-- Start of Material to process --
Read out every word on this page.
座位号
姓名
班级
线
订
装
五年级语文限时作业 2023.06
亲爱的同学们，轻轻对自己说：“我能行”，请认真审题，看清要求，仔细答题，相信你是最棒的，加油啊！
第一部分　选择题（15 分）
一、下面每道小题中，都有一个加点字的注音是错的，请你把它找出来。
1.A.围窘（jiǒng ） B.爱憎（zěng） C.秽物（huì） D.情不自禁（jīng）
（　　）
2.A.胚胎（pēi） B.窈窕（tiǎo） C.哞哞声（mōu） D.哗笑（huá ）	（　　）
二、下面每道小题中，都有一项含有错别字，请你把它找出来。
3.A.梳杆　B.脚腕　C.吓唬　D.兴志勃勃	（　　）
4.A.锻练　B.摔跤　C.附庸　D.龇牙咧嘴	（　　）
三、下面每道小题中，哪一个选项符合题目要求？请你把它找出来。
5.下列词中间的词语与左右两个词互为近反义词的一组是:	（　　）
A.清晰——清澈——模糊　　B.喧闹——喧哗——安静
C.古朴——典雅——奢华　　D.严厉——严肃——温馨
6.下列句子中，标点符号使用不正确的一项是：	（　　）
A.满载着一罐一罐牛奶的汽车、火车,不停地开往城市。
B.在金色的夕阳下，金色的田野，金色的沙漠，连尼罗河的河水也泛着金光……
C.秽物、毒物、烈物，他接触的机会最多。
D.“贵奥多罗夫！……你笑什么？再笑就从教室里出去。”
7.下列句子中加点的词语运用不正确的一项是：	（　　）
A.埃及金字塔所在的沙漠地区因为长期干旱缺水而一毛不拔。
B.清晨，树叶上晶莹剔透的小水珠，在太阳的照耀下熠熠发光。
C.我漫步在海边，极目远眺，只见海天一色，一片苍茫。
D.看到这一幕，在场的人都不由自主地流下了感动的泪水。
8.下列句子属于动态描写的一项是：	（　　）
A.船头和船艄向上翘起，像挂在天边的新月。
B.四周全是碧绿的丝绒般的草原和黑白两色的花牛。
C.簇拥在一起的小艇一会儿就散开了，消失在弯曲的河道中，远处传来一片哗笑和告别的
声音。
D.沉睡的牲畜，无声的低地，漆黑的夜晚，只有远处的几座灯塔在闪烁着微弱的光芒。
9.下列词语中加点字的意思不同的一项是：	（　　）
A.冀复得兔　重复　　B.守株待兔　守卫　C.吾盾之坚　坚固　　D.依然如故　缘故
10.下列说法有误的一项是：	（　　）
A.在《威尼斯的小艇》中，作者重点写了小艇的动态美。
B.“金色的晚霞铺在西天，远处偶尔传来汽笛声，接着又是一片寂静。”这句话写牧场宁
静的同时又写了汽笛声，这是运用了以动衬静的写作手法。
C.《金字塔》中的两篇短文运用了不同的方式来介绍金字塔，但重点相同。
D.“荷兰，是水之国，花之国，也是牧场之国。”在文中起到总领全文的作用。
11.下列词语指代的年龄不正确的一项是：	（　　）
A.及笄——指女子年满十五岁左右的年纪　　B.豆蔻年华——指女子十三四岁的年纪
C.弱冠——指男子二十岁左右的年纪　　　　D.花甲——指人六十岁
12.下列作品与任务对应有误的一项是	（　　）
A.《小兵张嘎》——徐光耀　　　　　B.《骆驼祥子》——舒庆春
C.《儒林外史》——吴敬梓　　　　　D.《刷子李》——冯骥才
-- End of Material to process --
→ Directions: Read the entries above, then pull out the lines that include "下面每道小题中".

→ Task output:
一、下面每道小题中，都有一个加点字的注音是错的，请你把它找出来。
二、下面每道小题中，都有一项含有错别字，请你把它找出来。
三、下面每道小题中，哪一个选项符合题目要求？请你把它找出来。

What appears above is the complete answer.